▶ _Task directions_
Look through the data and write out every line with the word "content" in it.

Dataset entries
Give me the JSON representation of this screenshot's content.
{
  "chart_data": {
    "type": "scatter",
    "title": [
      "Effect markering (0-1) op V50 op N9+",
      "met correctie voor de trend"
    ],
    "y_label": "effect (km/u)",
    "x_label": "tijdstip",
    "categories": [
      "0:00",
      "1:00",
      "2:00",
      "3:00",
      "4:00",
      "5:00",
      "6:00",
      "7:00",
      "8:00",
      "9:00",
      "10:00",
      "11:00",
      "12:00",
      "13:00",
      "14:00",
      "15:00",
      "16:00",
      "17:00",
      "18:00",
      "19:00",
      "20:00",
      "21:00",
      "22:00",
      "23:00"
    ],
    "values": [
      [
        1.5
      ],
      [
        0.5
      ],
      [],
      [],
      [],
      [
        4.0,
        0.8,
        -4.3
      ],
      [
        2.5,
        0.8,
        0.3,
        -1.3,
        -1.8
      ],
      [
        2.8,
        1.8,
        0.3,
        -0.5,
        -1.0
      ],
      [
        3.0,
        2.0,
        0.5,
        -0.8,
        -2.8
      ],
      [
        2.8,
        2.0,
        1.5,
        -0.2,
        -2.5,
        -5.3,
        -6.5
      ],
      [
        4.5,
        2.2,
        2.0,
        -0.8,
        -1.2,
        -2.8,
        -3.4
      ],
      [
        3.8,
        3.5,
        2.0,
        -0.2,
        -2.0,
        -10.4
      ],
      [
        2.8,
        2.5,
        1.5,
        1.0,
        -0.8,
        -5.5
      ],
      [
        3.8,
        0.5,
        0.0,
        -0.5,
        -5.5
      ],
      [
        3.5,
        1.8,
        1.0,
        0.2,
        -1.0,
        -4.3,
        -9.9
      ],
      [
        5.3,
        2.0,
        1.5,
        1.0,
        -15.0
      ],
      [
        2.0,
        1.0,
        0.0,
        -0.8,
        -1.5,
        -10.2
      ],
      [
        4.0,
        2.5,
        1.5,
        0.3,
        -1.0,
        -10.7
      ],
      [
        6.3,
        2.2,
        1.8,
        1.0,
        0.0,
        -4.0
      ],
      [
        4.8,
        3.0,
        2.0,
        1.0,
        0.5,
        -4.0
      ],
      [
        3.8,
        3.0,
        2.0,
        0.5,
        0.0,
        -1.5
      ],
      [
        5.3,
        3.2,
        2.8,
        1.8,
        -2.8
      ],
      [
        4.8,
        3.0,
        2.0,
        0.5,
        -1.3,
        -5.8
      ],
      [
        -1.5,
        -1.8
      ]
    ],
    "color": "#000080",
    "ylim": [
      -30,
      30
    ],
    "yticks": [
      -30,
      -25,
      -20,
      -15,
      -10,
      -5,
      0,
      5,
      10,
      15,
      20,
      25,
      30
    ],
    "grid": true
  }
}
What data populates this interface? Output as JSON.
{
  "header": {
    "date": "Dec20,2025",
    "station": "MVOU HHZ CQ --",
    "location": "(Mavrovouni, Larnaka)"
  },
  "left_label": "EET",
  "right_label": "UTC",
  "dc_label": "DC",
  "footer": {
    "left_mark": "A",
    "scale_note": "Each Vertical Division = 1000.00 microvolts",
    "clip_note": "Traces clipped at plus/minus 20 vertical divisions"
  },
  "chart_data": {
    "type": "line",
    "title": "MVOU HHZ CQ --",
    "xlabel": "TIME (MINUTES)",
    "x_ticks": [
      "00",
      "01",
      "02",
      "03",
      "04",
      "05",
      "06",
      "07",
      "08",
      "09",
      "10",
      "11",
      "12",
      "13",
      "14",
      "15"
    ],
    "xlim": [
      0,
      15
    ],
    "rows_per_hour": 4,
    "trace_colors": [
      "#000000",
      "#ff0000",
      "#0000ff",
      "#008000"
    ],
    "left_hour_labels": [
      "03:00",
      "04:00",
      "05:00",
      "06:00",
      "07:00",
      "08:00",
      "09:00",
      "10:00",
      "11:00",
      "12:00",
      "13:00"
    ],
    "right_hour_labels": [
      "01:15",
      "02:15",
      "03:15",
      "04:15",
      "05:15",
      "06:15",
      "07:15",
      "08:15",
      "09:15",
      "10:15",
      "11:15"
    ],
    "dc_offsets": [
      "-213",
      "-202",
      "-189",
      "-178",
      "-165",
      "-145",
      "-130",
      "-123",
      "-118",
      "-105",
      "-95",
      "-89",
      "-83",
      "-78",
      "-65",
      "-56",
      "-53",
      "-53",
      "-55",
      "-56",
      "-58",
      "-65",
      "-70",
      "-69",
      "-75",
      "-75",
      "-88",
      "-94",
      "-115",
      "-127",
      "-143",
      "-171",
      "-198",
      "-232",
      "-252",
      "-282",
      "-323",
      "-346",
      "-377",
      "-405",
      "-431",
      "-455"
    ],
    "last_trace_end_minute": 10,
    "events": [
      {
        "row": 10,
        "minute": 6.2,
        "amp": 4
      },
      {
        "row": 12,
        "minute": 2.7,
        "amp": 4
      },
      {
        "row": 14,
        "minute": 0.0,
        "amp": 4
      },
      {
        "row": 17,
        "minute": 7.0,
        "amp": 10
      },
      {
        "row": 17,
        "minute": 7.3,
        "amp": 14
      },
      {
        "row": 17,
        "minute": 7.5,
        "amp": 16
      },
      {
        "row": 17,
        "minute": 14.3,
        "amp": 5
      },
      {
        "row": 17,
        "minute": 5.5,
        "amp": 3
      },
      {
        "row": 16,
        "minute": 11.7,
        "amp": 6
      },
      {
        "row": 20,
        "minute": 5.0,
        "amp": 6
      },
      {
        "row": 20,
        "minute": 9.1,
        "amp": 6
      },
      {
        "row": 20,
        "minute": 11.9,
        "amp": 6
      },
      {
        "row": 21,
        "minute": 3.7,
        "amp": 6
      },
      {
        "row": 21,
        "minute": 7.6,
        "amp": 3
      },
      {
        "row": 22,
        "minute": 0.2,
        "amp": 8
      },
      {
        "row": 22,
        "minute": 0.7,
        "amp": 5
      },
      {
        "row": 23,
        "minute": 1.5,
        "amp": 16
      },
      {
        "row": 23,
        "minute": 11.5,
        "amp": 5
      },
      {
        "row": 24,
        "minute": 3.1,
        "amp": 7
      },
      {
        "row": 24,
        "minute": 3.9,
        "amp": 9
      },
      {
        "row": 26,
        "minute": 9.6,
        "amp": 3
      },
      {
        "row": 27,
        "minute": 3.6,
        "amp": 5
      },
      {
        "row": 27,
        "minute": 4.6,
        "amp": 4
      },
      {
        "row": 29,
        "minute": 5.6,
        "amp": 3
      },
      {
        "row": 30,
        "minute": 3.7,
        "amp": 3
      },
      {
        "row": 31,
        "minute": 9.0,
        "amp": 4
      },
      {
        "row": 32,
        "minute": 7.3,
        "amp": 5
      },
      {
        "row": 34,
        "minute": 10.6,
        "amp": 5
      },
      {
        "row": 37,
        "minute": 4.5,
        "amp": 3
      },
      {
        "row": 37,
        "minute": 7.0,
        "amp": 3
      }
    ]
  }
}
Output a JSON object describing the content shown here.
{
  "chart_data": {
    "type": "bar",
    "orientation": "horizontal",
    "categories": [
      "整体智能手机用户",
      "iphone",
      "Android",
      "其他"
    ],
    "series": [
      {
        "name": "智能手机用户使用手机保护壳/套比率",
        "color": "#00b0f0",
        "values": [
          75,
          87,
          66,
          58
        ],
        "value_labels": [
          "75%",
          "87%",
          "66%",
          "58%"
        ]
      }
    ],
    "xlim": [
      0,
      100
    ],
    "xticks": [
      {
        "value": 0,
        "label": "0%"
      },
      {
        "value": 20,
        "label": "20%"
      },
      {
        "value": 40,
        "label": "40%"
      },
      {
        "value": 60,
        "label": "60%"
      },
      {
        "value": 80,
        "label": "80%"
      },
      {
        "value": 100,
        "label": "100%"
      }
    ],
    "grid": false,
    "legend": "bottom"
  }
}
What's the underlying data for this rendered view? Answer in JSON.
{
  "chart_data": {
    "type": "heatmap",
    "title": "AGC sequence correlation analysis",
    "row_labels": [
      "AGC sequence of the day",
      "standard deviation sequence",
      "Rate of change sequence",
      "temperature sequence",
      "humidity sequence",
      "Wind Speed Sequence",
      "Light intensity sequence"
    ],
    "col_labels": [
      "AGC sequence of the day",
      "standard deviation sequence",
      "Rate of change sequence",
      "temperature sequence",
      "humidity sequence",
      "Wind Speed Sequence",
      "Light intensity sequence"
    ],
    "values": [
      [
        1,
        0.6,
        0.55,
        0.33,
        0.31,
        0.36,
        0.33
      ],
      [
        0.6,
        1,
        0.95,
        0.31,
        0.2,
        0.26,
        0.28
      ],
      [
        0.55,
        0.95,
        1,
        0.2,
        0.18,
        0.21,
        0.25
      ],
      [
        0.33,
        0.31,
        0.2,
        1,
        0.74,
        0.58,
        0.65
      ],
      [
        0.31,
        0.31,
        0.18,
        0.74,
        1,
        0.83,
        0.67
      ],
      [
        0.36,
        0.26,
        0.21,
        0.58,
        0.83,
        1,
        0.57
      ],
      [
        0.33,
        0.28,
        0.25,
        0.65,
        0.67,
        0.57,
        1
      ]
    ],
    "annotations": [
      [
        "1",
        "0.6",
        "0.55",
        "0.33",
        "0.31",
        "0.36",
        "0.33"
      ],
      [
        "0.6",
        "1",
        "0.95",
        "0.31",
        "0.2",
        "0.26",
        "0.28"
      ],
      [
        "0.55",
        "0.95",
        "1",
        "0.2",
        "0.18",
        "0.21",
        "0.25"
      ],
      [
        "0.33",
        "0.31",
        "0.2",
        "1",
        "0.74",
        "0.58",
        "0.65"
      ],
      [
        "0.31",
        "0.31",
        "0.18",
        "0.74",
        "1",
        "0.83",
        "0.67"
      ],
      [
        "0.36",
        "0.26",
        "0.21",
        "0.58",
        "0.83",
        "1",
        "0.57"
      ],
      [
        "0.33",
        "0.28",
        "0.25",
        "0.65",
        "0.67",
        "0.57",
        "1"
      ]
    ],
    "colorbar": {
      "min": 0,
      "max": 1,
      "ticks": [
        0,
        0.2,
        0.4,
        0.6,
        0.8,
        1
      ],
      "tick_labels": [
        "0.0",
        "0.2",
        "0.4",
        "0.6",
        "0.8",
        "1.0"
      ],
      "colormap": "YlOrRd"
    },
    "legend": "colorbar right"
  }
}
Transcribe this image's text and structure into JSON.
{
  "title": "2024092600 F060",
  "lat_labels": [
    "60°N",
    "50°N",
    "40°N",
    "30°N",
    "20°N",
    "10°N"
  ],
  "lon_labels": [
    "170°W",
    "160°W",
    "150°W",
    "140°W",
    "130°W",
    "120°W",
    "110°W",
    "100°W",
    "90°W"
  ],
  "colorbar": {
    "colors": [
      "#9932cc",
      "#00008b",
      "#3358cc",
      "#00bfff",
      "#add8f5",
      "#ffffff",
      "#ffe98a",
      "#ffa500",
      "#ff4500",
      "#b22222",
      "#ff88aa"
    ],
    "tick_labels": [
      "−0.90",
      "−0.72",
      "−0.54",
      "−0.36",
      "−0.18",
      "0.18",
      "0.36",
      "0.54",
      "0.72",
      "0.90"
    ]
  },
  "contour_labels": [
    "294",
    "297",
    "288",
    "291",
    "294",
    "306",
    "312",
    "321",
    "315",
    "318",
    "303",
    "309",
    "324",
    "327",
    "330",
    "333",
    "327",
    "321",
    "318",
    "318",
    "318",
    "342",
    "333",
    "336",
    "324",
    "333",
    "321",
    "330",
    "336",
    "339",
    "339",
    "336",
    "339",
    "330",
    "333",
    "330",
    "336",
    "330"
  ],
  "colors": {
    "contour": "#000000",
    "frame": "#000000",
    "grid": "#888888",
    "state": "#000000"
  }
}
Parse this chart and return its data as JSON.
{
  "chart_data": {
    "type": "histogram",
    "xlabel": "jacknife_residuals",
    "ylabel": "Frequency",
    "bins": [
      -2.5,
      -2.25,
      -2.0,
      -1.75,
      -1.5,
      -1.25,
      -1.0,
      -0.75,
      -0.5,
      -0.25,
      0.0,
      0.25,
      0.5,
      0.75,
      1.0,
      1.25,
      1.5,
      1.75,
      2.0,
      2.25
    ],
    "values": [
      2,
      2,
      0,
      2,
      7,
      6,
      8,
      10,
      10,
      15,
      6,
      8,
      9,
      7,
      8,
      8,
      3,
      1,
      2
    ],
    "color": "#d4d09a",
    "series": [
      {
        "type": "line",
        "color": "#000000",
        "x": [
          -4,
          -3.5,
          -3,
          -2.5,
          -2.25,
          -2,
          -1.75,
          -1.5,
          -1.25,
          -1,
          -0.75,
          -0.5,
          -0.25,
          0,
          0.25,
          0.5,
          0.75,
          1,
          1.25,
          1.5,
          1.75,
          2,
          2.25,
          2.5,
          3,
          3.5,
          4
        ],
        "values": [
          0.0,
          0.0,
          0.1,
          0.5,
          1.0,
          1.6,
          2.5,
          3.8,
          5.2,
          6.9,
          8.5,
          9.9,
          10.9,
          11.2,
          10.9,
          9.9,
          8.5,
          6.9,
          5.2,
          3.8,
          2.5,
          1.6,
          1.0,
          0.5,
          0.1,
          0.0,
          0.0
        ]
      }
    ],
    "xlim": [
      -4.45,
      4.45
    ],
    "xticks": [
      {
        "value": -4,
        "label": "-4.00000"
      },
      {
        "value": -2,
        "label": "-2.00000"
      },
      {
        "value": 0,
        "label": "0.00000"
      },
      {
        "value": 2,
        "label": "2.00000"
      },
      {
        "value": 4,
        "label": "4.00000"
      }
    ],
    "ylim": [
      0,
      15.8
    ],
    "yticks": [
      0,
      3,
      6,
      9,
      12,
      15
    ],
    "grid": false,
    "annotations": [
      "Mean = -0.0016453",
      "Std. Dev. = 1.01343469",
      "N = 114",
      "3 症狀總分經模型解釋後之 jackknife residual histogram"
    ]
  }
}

▶ _Complete output_
Give me the JSON representation of this screenshot's content.
Output a JSON object describing the content shown here.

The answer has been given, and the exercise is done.